Everything in the data should be repeated exactly, save for the images.

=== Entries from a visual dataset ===
"""
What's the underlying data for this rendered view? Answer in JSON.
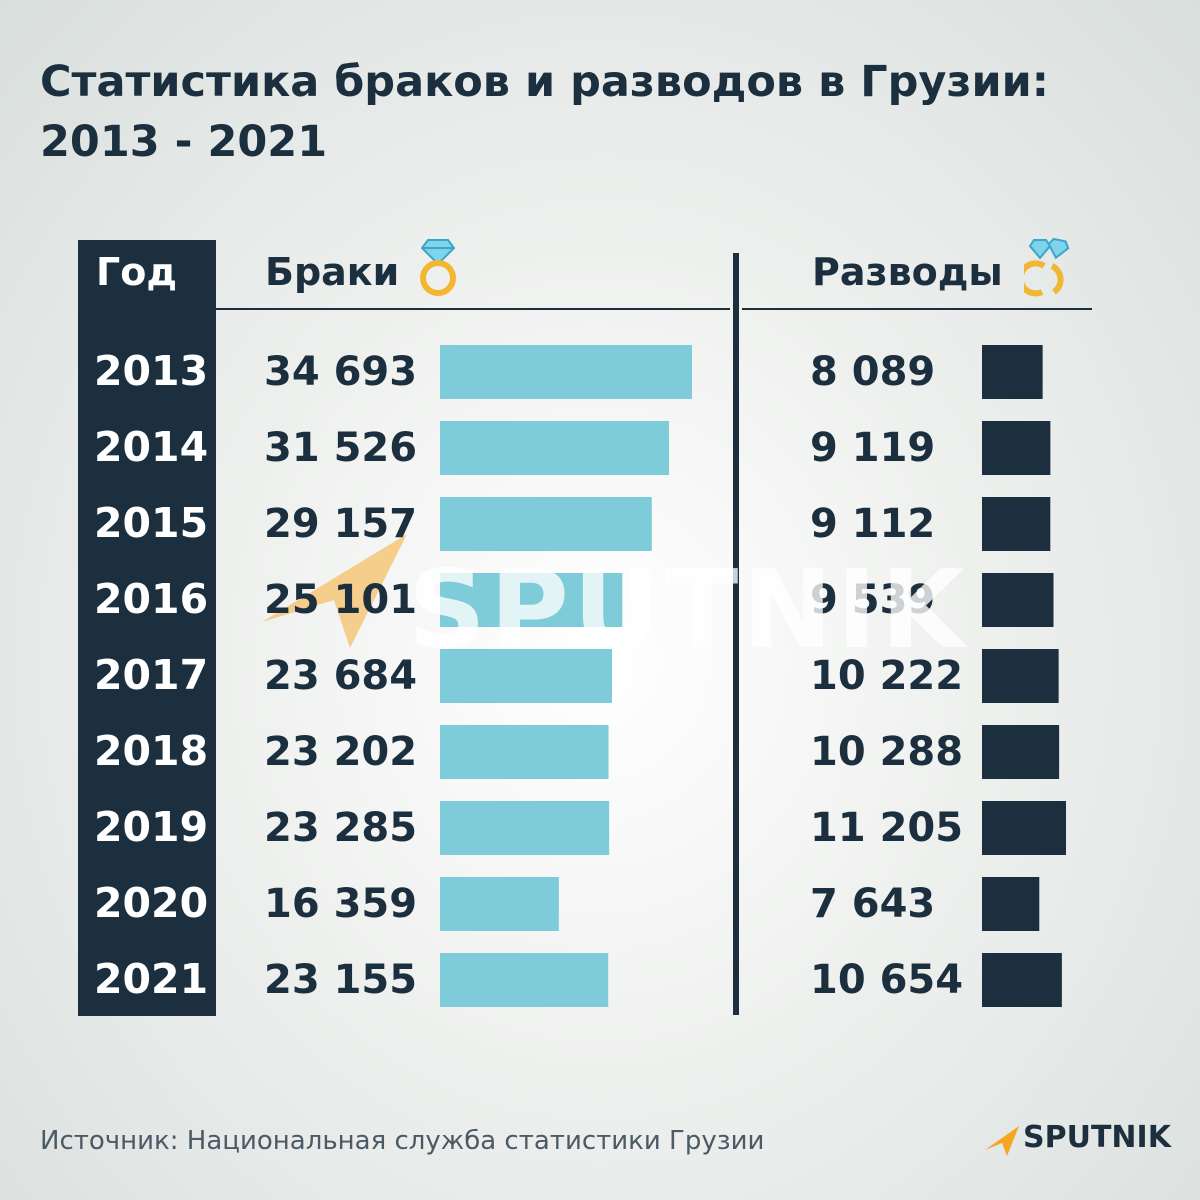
{
  "title_line1": "Статистика браков и разводов в Грузии:",
  "title_line2": "2013 - 2021",
  "headers": {
    "year": "Год",
    "marriages": "Браки",
    "divorces": "Разводы"
  },
  "watermark": "SPUTNIK",
  "source": "Источник: Национальная служба статистики Грузии",
  "logo": "SPUTNIK",
  "colors": {
    "marriage_bar": "#7ecbd9",
    "divorce_bar": "#1b2f3e",
    "accent": "#f5a623"
  },
  "chart_data": {
    "type": "bar",
    "categories": [
      "2013",
      "2014",
      "2015",
      "2016",
      "2017",
      "2018",
      "2019",
      "2020",
      "2021"
    ],
    "series": [
      {
        "name": "Браки",
        "values": [
          34693,
          31526,
          29157,
          25101,
          23684,
          23202,
          23285,
          16359,
          23155
        ],
        "labels": [
          "34 693",
          "31 526",
          "29 157",
          "25 101",
          "23 684",
          "23 202",
          "23 285",
          "16 359",
          "23 155"
        ]
      },
      {
        "name": "Разводы",
        "values": [
          8089,
          9119,
          9112,
          9539,
          10222,
          10288,
          11205,
          7643,
          10654
        ],
        "labels": [
          "8 089",
          "9 119",
          "9 112",
          "9 539",
          "10 222",
          "10 288",
          "11 205",
          "7 643",
          "10 654"
        ]
      }
    ]
  }
}
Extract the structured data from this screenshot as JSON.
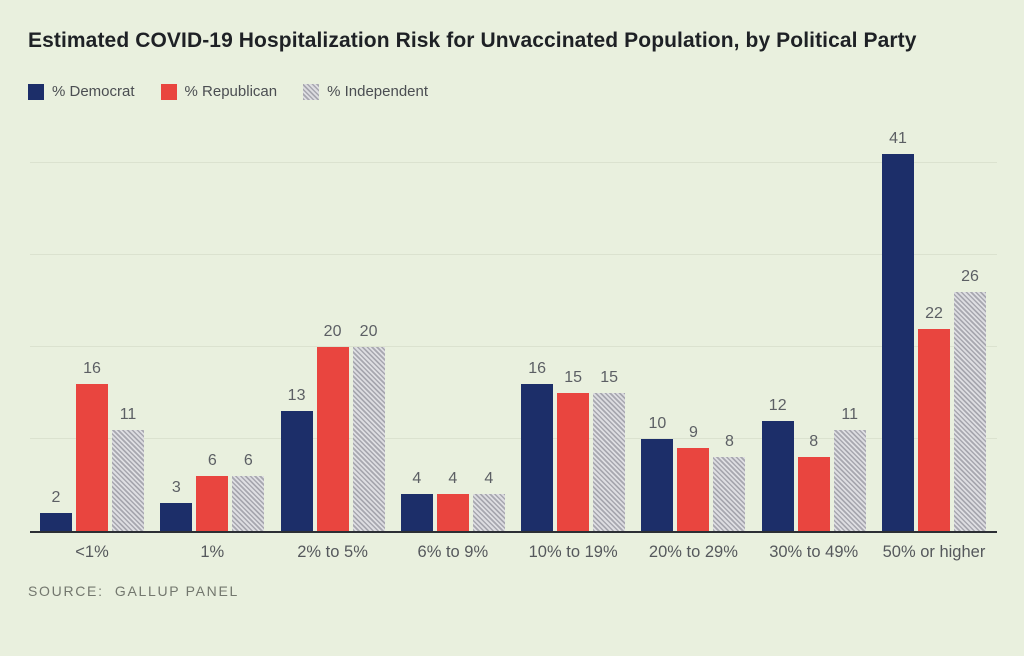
{
  "page": {
    "background": "#e9f0de",
    "accent_navy": "#1c2e69",
    "accent_red": "#e9453f",
    "hatch_gray": "#a7a7af"
  },
  "title": "Estimated COVID-19 Hospitalization Risk for Unvaccinated Population, by Political Party",
  "source": "SOURCE:  GALLUP PANEL",
  "chart_data": {
    "type": "bar",
    "title": "Estimated COVID-19 Hospitalization Risk for Unvaccinated Population, by Political Party",
    "categories": [
      "<1%",
      "1%",
      "2% to 5%",
      "6% to 9%",
      "10% to 19%",
      "20% to 29%",
      "30% to 49%",
      "50% or higher"
    ],
    "series": [
      {
        "name": "% Democrat",
        "color": "#1c2e69",
        "style": "solid",
        "values": [
          2,
          3,
          13,
          4,
          16,
          10,
          12,
          41
        ]
      },
      {
        "name": "% Republican",
        "color": "#e9453f",
        "style": "solid",
        "values": [
          16,
          6,
          20,
          4,
          15,
          9,
          8,
          22
        ]
      },
      {
        "name": "% Independent",
        "color": "#a7a7af",
        "style": "diagonal-hatch",
        "values": [
          11,
          6,
          20,
          4,
          15,
          8,
          11,
          26
        ]
      }
    ],
    "xlabel": "",
    "ylabel": "",
    "ylim": [
      0,
      45
    ],
    "gridlines": [
      10,
      20,
      30,
      40
    ],
    "grid": true,
    "y_axis_labels_shown": false,
    "value_labels": true,
    "legend_position": "top-left",
    "source": "SOURCE:  GALLUP PANEL"
  }
}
"""
=== FINAL RESULT ===
What's the underlying data for this rendered view? Answer in JSON.
{
  "title_line1": "Статистика браков и разводов в Грузии:",
  "title_line2": "2013 - 2021",
  "headers": {
    "year": "Год",
    "marriages": "Браки",
    "divorces": "Разводы"
  },
  "watermark": "SPUTNIK",
  "source": "Источник: Национальная служба статистики Грузии",
  "logo": "SPUTNIK",
  "colors": {
    "marriage_bar": "#7ecbd9",
    "divorce_bar": "#1b2f3e",
    "accent": "#f5a623"
  },
  "chart_data": {
    "type": "bar",
    "categories": [
      "2013",
      "2014",
      "2015",
      "2016",
      "2017",
      "2018",
      "2019",
      "2020",
      "2021"
    ],
    "series": [
      {
        "name": "Браки",
        "values": [
          34693,
          31526,
          29157,
          25101,
          23684,
          23202,
          23285,
          16359,
          23155
        ],
        "labels": [
          "34 693",
          "31 526",
          "29 157",
          "25 101",
          "23 684",
          "23 202",
          "23 285",
          "16 359",
          "23 155"
        ]
      },
      {
        "name": "Разводы",
        "values": [
          8089,
          9119,
          9112,
          9539,
          10222,
          10288,
          11205,
          7643,
          10654
        ],
        "labels": [
          "8 089",
          "9 119",
          "9 112",
          "9 539",
          "10 222",
          "10 288",
          "11 205",
          "7 643",
          "10 654"
        ]
      }
    ]
  }
}
Extract the structured data from this screenshot as JSON.
{
  "page": {
    "background": "#e9f0de",
    "accent_navy": "#1c2e69",
    "accent_red": "#e9453f",
    "hatch_gray": "#a7a7af"
  },
  "title": "Estimated COVID-19 Hospitalization Risk for Unvaccinated Population, by Political Party",
  "source": "SOURCE:  GALLUP PANEL",
  "chart_data": {
    "type": "bar",
    "title": "Estimated COVID-19 Hospitalization Risk for Unvaccinated Population, by Political Party",
    "categories": [
      "<1%",
      "1%",
      "2% to 5%",
      "6% to 9%",
      "10% to 19%",
      "20% to 29%",
      "30% to 49%",
      "50% or higher"
    ],
    "series": [
      {
        "name": "% Democrat",
        "color": "#1c2e69",
        "style": "solid",
        "values": [
          2,
          3,
          13,
          4,
          16,
          10,
          12,
          41
        ]
      },
      {
        "name": "% Republican",
        "color": "#e9453f",
        "style": "solid",
        "values": [
          16,
          6,
          20,
          4,
          15,
          9,
          8,
          22
        ]
      },
      {
        "name": "% Independent",
        "color": "#a7a7af",
        "style": "diagonal-hatch",
        "values": [
          11,
          6,
          20,
          4,
          15,
          8,
          11,
          26
        ]
      }
    ],
    "xlabel": "",
    "ylabel": "",
    "ylim": [
      0,
      45
    ],
    "gridlines": [
      10,
      20,
      30,
      40
    ],
    "grid": true,
    "y_axis_labels_shown": false,
    "value_labels": true,
    "legend_position": "top-left",
    "source": "SOURCE:  GALLUP PANEL"
  }
}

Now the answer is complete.